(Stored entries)
— Begin —
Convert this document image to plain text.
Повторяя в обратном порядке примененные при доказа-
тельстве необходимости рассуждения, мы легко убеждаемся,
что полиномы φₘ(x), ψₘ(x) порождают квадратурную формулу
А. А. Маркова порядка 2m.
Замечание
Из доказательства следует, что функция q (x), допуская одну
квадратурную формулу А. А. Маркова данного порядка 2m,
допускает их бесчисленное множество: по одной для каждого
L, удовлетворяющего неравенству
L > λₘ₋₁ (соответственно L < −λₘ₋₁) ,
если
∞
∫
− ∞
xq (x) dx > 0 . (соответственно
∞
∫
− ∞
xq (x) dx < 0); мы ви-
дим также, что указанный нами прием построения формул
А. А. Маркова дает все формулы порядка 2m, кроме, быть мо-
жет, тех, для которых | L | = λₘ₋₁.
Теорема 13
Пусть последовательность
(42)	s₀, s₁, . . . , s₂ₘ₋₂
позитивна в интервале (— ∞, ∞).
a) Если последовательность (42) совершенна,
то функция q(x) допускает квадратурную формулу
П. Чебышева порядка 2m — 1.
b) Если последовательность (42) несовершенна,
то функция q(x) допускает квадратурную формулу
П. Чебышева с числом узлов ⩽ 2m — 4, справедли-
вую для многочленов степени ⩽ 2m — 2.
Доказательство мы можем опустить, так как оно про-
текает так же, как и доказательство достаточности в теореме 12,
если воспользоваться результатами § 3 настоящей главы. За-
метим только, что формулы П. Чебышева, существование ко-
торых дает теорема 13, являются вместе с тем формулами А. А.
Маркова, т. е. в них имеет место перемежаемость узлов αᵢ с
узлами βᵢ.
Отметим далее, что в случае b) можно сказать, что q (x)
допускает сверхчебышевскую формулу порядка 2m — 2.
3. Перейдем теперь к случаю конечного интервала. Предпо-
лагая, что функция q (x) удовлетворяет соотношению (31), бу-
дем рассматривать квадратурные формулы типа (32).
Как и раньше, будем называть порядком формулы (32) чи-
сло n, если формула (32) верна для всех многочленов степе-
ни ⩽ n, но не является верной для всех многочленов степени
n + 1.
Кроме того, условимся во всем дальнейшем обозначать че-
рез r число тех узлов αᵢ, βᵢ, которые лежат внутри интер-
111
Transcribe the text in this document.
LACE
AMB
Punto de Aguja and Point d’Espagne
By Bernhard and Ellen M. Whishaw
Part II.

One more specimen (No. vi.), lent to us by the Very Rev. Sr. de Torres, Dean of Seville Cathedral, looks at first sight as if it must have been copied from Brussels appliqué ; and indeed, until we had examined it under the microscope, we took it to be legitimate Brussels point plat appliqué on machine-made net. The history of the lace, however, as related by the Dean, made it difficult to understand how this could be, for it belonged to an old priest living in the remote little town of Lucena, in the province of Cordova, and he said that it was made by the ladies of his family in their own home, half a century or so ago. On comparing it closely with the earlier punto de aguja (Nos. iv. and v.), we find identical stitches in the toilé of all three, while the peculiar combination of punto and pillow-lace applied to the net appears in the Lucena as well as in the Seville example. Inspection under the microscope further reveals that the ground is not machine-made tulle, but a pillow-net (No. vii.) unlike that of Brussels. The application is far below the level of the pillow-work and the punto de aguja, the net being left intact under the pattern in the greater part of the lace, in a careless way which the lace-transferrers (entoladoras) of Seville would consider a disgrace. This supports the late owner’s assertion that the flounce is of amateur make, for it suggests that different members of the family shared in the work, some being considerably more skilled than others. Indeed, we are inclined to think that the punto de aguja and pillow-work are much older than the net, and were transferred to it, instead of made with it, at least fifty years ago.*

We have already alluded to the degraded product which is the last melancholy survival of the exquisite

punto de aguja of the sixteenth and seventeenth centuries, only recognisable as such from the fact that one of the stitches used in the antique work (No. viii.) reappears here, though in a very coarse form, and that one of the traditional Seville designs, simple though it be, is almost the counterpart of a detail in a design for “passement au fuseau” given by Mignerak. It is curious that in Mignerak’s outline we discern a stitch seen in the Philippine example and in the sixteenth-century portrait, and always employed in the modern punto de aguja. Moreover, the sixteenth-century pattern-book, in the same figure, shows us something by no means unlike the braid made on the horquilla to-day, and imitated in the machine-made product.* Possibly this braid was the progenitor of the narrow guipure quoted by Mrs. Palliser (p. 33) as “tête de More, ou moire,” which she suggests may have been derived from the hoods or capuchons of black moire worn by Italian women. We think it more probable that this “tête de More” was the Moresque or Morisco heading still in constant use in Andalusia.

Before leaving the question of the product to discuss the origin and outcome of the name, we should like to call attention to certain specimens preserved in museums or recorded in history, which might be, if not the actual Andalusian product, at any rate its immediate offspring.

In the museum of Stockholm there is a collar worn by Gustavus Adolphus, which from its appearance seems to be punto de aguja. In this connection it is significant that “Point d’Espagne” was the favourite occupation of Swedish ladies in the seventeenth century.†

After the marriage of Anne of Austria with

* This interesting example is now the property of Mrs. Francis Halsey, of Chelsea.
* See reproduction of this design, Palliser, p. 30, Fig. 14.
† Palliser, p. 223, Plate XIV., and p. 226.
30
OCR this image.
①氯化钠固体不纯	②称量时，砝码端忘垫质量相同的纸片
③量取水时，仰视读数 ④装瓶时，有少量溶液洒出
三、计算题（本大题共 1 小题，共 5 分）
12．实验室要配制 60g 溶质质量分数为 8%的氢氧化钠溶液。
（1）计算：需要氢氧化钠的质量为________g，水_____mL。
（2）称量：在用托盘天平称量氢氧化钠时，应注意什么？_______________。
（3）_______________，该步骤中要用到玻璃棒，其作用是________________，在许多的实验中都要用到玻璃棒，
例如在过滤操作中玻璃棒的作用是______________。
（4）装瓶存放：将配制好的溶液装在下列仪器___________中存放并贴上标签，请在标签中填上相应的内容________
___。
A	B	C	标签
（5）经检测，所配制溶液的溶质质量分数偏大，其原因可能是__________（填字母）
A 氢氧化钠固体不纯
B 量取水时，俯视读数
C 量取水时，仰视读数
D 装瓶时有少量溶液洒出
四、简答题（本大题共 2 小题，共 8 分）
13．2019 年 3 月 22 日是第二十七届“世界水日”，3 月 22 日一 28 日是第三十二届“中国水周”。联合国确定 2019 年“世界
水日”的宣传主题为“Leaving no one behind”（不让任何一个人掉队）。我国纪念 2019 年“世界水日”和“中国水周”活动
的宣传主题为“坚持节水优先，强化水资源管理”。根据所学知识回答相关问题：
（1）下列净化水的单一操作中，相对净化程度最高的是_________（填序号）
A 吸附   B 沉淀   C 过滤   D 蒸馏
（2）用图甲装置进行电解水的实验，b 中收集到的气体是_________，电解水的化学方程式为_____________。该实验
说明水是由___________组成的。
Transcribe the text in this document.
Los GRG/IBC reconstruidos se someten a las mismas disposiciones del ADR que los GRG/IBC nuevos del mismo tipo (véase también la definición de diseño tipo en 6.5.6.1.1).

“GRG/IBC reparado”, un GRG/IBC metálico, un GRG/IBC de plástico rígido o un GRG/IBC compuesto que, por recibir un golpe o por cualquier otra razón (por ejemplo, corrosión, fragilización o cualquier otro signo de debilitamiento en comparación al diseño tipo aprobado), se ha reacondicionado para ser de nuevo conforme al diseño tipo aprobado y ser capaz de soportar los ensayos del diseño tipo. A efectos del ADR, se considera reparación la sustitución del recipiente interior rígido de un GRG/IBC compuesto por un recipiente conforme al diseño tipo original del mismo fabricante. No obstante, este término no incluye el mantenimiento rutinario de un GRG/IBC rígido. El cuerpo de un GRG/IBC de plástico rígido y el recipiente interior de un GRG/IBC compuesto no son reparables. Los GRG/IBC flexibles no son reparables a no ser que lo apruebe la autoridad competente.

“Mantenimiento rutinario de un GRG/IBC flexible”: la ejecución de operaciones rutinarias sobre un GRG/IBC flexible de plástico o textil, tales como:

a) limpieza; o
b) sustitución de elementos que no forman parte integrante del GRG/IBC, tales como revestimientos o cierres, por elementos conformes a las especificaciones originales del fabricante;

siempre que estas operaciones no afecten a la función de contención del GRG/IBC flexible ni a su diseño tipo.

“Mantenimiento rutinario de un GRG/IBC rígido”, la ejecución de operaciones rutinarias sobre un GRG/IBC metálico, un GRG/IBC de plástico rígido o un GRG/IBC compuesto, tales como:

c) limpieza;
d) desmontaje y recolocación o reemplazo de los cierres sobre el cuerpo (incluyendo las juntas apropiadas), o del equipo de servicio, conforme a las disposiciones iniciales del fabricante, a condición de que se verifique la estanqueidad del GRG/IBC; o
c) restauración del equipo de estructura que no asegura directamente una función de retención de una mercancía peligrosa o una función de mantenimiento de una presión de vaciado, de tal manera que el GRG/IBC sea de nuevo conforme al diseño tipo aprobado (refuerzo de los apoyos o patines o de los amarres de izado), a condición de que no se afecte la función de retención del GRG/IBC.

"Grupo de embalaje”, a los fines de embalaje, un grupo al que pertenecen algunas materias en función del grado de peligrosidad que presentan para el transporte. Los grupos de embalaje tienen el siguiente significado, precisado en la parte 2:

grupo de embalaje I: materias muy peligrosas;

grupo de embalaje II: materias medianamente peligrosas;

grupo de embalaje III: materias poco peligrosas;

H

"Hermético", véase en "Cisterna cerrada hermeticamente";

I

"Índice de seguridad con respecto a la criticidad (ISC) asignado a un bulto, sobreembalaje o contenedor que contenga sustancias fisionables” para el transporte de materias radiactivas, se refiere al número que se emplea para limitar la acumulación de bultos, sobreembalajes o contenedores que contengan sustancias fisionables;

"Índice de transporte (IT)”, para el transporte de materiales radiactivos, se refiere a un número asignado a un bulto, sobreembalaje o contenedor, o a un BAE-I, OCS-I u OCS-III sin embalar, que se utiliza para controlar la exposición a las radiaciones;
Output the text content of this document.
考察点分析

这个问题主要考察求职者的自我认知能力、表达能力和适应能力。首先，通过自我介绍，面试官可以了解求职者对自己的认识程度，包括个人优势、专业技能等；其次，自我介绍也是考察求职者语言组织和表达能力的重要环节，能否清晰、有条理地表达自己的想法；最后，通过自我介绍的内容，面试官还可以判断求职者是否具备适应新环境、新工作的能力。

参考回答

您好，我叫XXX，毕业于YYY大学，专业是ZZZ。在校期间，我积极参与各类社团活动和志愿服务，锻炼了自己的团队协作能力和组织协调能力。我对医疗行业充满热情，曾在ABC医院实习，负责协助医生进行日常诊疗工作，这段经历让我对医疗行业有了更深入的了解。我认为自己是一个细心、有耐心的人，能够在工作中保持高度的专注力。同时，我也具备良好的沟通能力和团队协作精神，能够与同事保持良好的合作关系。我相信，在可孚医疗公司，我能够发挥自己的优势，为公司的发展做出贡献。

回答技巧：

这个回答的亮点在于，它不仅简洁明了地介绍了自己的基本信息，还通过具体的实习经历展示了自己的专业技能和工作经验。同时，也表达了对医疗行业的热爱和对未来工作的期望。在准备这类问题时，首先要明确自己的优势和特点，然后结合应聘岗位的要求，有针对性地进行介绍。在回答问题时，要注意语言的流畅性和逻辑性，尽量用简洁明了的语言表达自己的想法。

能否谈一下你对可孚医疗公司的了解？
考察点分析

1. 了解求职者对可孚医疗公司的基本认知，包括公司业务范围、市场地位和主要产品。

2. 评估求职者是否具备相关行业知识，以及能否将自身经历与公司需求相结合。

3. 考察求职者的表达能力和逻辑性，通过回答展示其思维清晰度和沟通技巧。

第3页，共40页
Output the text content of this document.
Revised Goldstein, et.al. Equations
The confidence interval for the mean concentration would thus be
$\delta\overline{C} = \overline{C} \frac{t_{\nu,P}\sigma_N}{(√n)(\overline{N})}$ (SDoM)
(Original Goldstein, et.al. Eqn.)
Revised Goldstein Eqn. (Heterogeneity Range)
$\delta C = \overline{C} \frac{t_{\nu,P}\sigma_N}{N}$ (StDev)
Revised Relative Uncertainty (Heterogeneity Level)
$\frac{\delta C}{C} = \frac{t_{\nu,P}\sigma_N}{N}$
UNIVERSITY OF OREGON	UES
— End —
WHAT IS BEING ASKED: Gather each line of the listing containing the word "соответственно" and show it.

SOLUTION:
L > λₘ₋₁ (соответственно L < −λₘ₋₁) ,
xq (x) dx > 0 . (соответственно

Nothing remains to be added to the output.